Elasticsearch 学习第7篇—布尔过滤器

最新推荐文章于 2024-06-22 11:57:18 发布

水晶果冻1125

最新推荐文章于 2024-06-22 11:57:18 发布

阅读量785

点赞数

分类专栏： Elasticsearch 文章标签： Elasticsearch minimum_should_match bool 复合查询

本文链接：https://blog.csdn.net/m0_37617778/article/details/102610097

版权

Elasticsearch 专栏收录该内容

9 篇文章 0 订阅

订阅专栏

`bool` 过滤

bool 过滤可以用来合并多个过滤条件查询结果的布尔逻辑，bool 过滤器由三部分组成：

{
    "bool" : {
        "must" : [],
        "should" : [],
        "must_not" : [],
    }
}

它包含以下操作符：

must：多个查询条件的完全匹配,相当于 and。
must_not：多个查询条件的相反匹配，相当于 not。
should：至少有一个查询条件匹配, 相当于 or。

注意：

must、must_not语句里面如果包含多个条件，则各个条件间是且的关系，而should的多个条件是或的关系。
查询语句同时包含must和should时，可以不满足should的条件，因为must条件优先级高于should，但是如果也满足should的条件，则会提高相关性得分。
可以使用minimum_should_match参数来控制应当满足条件的个数或百分比，通常和should配合使用。
must、must_not、should支持数组，bool复合查询语句中使用不参与计算相关性得分的过滤查询时，可以将过滤内容写到filter中的查询语句中。

查询举例

测试数据如下：

_index	_type	_id	_score	first_name	last_name	age	about
megacorp	employee	5	1	李	国庆	38	I like to shopping foods
megacorp	employee	8	1	Li	Haijing	35	I like to shopping foods1
megacorp	employee	2	1	Jane	Smith	32	I like to collect rock albums
megacorp	employee	4	1	Li	Haijing	35	I like to shopping foods
megacorp	employee	6	1	张	张国庆	28	I like to shopping foods
megacorp	employee	1	1	John	Smith	25	I love to go rock climbing
megacorp	employee	3	1	Douglas	Fir	35	I like to build cabinets

mapping信息如下：

{
  "mapping": {
    "employee": {
      "properties": {
        "about": {
          "type": "text",
          "fields": {
            "keyword": {
              "type": "keyword",
              "ignore_above": 256
            }
          }
        },
        "age": {
          "type": "long"

记录
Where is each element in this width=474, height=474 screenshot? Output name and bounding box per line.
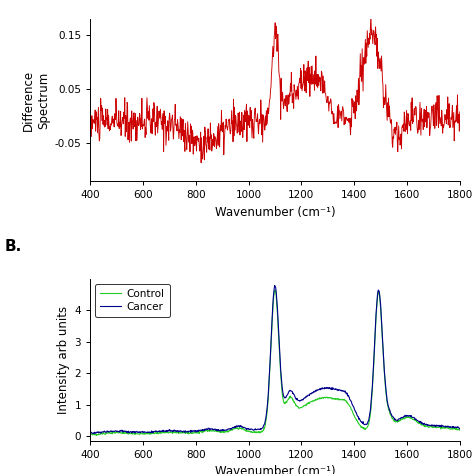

--

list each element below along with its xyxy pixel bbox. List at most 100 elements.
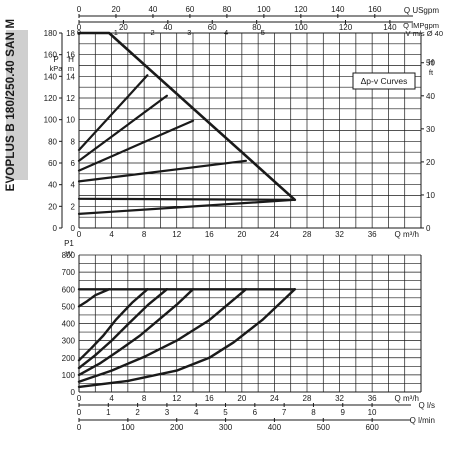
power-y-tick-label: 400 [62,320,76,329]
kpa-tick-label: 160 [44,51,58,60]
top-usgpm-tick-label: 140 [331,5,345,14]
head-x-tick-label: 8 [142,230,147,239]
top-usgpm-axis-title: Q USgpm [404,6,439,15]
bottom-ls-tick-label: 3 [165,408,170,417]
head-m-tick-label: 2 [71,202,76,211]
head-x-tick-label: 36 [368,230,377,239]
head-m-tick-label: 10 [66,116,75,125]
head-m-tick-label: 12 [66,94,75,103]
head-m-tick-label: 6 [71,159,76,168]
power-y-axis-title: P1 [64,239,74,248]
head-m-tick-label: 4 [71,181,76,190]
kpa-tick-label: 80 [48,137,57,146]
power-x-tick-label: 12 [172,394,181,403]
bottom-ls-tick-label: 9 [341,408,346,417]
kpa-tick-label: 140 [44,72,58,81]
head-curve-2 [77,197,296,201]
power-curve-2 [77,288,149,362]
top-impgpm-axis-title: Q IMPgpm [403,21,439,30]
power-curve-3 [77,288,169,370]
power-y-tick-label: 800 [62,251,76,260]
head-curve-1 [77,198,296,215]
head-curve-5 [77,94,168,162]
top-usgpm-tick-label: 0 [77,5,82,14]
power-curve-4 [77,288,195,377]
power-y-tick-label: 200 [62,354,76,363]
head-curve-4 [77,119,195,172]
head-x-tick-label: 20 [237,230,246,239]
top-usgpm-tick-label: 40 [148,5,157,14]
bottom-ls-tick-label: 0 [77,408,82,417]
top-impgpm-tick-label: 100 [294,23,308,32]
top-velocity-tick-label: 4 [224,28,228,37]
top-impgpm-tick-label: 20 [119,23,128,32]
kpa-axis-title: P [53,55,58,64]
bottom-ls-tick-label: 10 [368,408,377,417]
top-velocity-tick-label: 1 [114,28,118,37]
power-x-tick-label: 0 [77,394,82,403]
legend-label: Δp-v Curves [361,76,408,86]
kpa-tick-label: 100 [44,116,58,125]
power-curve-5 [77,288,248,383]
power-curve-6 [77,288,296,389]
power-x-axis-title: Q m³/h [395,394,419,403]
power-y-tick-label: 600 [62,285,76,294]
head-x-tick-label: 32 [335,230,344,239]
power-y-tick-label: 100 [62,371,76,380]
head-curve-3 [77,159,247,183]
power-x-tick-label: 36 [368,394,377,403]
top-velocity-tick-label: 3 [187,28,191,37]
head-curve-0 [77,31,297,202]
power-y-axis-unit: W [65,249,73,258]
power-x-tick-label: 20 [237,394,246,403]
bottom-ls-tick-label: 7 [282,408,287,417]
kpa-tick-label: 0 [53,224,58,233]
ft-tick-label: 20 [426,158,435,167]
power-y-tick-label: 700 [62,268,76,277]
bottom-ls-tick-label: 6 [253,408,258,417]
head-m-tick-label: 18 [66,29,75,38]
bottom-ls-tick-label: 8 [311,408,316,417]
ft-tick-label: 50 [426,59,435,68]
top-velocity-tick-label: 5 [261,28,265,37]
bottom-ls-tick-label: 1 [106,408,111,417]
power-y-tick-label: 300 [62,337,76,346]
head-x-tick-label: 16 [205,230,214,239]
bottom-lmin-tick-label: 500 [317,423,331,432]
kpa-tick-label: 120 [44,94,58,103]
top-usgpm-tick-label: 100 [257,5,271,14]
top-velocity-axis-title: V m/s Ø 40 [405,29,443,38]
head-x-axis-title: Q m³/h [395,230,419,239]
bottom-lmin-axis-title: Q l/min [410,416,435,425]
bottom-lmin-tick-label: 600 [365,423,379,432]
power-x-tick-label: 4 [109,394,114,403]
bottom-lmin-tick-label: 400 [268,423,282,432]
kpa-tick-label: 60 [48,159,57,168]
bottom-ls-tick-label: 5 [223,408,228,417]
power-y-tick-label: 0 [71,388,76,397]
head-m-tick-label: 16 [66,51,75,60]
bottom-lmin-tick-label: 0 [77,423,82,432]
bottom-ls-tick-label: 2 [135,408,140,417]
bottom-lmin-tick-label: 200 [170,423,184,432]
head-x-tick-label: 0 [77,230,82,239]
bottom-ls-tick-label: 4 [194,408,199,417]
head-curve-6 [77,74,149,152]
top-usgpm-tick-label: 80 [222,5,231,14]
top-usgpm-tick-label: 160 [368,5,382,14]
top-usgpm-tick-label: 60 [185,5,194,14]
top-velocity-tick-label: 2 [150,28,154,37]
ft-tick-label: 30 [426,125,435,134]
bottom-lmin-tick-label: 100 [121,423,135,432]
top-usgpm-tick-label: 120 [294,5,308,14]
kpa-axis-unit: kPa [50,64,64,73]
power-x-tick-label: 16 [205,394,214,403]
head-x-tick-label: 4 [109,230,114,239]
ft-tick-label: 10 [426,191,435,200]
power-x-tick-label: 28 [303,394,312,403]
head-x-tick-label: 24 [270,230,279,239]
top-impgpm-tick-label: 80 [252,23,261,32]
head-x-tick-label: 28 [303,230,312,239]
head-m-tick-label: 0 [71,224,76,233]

--

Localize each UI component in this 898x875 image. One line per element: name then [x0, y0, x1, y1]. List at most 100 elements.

任务列表
A. 用两句话概括这篇讲 Elasticsearch 布尔过滤器的页面摘录。
B. 把这篇讲 Elasticsearch 布尔过滤器的文章从停下的地方接着写下去。

输出结果
A. bool 过滤器用来合并多个过滤条件查询结果的布尔逻辑，由 must（相当于 and）、must_not（相当于 not）和 should（相当于 or）三部分组成。查询同时包含 must 和 should 时可以不满足 should 的条件，但若满足会提高相关性得分，还可以用 minimum_should_match 参数控制应当满足的条件个数或百分比。

B.
        },
        "first_name": {
          "type": "text",
          "fields": {
            "keyword": {
              "type": "keyword",
              "ignore_above": 256
            }
          }
        },
        "interests": {
          "type": "text",
          "fields": {
            "keyword": {
              "type": "keyword",
              "ignore_above": 256
            }
          }
        },
        "last_name": {
          "type": "text",
          "fields": {
            "keyword": {
              "type": "keyword",
              "ignore_above": 256
            }
          }
        }
      }
    }
  }
}

使用es默认的标准分词器（它根据Unicode Consortium的定义的单词边界(word boundaries) 来切分文本，然后去掉大部分标点符号。最后，把所有词转为小写。例如Smith创建的分词索引是小新的smith）进行分词。

查询需求

找出年龄大于30岁但是不等于38岁的，first_name为Douglas或last_name为Smith的所有人，相当于下面sq;的

select * from employee where age>30 and age<>38 and (first_name="Douglas" or last_name="Smith")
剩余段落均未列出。